- [What you will do] Copy the listing below line for line, keeping every character unchanged.
· · · ·
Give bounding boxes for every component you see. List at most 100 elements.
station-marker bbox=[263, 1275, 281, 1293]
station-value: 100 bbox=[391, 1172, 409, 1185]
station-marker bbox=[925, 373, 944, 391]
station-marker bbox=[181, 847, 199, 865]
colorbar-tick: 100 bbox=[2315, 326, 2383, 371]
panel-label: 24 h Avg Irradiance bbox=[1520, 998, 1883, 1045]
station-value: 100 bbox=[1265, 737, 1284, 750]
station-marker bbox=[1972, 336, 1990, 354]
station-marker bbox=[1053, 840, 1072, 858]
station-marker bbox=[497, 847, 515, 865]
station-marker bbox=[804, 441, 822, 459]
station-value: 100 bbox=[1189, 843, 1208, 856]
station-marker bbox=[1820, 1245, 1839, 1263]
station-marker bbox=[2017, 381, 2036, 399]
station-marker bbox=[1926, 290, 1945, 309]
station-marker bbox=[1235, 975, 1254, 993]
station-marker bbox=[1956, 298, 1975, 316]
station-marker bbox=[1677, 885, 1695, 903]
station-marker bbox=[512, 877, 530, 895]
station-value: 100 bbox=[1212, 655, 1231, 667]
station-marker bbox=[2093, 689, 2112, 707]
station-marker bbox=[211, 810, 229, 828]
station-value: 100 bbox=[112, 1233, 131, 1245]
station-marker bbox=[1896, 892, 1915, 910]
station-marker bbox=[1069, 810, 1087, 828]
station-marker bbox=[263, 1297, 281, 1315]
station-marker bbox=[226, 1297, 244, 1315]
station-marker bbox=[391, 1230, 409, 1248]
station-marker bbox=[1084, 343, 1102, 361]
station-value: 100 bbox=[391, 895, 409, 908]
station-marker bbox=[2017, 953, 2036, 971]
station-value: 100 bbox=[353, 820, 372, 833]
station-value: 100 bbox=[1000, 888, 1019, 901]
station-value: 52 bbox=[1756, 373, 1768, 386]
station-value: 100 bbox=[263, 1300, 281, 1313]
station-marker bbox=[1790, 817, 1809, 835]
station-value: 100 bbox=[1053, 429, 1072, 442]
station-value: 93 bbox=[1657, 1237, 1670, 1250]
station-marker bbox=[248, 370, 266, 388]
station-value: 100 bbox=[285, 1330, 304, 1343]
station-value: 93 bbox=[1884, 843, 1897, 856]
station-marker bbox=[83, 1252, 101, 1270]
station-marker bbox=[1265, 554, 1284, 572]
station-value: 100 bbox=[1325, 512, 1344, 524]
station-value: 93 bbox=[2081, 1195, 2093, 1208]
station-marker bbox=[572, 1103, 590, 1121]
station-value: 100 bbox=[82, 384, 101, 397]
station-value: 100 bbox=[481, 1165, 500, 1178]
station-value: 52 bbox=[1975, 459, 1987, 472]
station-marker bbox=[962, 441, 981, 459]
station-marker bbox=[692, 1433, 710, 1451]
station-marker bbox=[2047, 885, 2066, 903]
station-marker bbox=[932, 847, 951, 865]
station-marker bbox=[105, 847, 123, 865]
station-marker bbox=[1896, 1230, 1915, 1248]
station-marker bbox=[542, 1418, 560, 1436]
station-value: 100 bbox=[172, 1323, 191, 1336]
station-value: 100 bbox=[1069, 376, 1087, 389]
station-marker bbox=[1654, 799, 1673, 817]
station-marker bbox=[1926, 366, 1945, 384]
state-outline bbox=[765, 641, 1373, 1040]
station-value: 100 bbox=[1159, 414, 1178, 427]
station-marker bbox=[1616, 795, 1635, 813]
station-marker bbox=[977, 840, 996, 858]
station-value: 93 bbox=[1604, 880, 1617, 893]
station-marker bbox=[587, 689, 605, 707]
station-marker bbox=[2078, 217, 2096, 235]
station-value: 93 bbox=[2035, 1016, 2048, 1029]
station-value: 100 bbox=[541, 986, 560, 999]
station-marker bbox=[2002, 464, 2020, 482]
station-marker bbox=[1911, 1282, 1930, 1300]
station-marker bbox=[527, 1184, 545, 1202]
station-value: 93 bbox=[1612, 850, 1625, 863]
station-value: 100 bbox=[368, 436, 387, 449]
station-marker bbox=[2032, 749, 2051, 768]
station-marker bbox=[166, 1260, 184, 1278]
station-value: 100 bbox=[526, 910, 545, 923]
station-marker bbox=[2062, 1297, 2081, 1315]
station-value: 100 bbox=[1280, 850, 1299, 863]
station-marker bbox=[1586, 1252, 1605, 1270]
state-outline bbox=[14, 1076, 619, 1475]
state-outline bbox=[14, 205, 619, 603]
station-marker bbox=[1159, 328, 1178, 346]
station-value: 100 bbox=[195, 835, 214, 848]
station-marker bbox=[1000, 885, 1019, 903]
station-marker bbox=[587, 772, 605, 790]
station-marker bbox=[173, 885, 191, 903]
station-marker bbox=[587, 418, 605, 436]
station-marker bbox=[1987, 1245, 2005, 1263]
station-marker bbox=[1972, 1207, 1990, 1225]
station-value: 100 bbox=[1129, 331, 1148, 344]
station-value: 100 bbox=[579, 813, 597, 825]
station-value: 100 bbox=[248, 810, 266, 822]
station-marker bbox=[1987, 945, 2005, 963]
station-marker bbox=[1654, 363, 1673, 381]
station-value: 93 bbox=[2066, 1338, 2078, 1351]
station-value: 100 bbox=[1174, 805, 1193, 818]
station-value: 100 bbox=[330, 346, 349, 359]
· · · ·
- [Task solution]
Give bounding boxes for every component you see. List at most 100 elements.
station-marker bbox=[263, 1275, 281, 1293]
station-value: 100 bbox=[391, 1172, 409, 1185]
station-marker bbox=[925, 373, 944, 391]
station-marker bbox=[181, 847, 199, 865]
colorbar-tick: 100 bbox=[2315, 326, 2383, 371]
panel-label: 24 h Avg Irradiance bbox=[1520, 998, 1883, 1045]
station-value: 100 bbox=[1265, 737, 1284, 750]
station-marker bbox=[1972, 336, 1990, 354]
station-marker bbox=[1053, 840, 1072, 858]
station-marker bbox=[497, 847, 515, 865]
station-marker bbox=[804, 441, 822, 459]
station-value: 100 bbox=[1189, 843, 1208, 856]
station-marker bbox=[1820, 1245, 1839, 1263]
station-marker bbox=[2017, 381, 2036, 399]
station-marker bbox=[1926, 290, 1945, 309]
station-marker bbox=[1235, 975, 1254, 993]
station-marker bbox=[1956, 298, 1975, 316]
station-marker bbox=[1677, 885, 1695, 903]
station-marker bbox=[512, 877, 530, 895]
station-value: 100 bbox=[1212, 655, 1231, 667]
station-marker bbox=[2093, 689, 2112, 707]
station-marker bbox=[211, 810, 229, 828]
station-value: 100 bbox=[112, 1233, 131, 1245]
station-marker bbox=[1896, 892, 1915, 910]
station-marker bbox=[1069, 810, 1087, 828]
station-marker bbox=[263, 1297, 281, 1315]
station-marker bbox=[226, 1297, 244, 1315]
station-marker bbox=[391, 1230, 409, 1248]
station-marker bbox=[1084, 343, 1102, 361]
station-value: 100 bbox=[391, 895, 409, 908]
station-marker bbox=[2017, 953, 2036, 971]
station-value: 100 bbox=[353, 820, 372, 833]
station-value: 100 bbox=[1000, 888, 1019, 901]
station-value: 52 bbox=[1756, 373, 1768, 386]
station-value: 100 bbox=[263, 1300, 281, 1313]
station-marker bbox=[1790, 817, 1809, 835]
station-value: 100 bbox=[1053, 429, 1072, 442]
station-value: 93 bbox=[1657, 1237, 1670, 1250]
station-marker bbox=[248, 370, 266, 388]
station-value: 100 bbox=[285, 1330, 304, 1343]
station-value: 93 bbox=[1884, 843, 1897, 856]
station-marker bbox=[83, 1252, 101, 1270]
station-marker bbox=[1265, 554, 1284, 572]
station-value: 100 bbox=[1325, 512, 1344, 524]
station-value: 93 bbox=[2081, 1195, 2093, 1208]
station-marker bbox=[572, 1103, 590, 1121]
station-value: 100 bbox=[82, 384, 101, 397]
station-value: 100 bbox=[481, 1165, 500, 1178]
station-value: 52 bbox=[1975, 459, 1987, 472]
station-marker bbox=[962, 441, 981, 459]
station-marker bbox=[692, 1433, 710, 1451]
station-marker bbox=[2047, 885, 2066, 903]
station-marker bbox=[932, 847, 951, 865]
station-marker bbox=[105, 847, 123, 865]
station-marker bbox=[1896, 1230, 1915, 1248]
station-marker bbox=[542, 1418, 560, 1436]
station-value: 100 bbox=[172, 1323, 191, 1336]
station-value: 100 bbox=[1069, 376, 1087, 389]
station-marker bbox=[1654, 799, 1673, 817]
station-marker bbox=[1926, 366, 1945, 384]
state-outline bbox=[765, 641, 1373, 1040]
station-value: 100 bbox=[1159, 414, 1178, 427]
station-marker bbox=[1616, 795, 1635, 813]
station-marker bbox=[977, 840, 996, 858]
station-value: 93 bbox=[1604, 880, 1617, 893]
station-marker bbox=[587, 689, 605, 707]
station-marker bbox=[2078, 217, 2096, 235]
station-value: 93 bbox=[2035, 1016, 2048, 1029]
station-value: 100 bbox=[541, 986, 560, 999]
station-marker bbox=[2002, 464, 2020, 482]
station-marker bbox=[1911, 1282, 1930, 1300]
station-marker bbox=[527, 1184, 545, 1202]
station-value: 93 bbox=[1612, 850, 1625, 863]
station-value: 100 bbox=[368, 436, 387, 449]
station-marker bbox=[2032, 749, 2051, 768]
station-marker bbox=[166, 1260, 184, 1278]
station-value: 100 bbox=[526, 910, 545, 923]
station-marker bbox=[2062, 1297, 2081, 1315]
station-value: 100 bbox=[1280, 850, 1299, 863]
station-marker bbox=[1586, 1252, 1605, 1270]
state-outline bbox=[14, 1076, 619, 1475]
state-outline bbox=[14, 205, 619, 603]
station-marker bbox=[1159, 328, 1178, 346]
station-value: 100 bbox=[195, 835, 214, 848]
station-marker bbox=[1000, 885, 1019, 903]
station-marker bbox=[587, 772, 605, 790]
station-marker bbox=[173, 885, 191, 903]
station-marker bbox=[587, 418, 605, 436]
station-marker bbox=[1987, 1245, 2005, 1263]
station-marker bbox=[1972, 1207, 1990, 1225]
station-value: 100 bbox=[1129, 331, 1148, 344]
station-value: 100 bbox=[579, 813, 597, 825]
station-value: 100 bbox=[248, 810, 266, 822]
station-marker bbox=[1987, 945, 2005, 963]
station-marker bbox=[1654, 363, 1673, 381]
station-value: 93 bbox=[2066, 1338, 2078, 1351]
station-value: 100 bbox=[1174, 805, 1193, 818]
station-value: 100 bbox=[330, 346, 349, 359]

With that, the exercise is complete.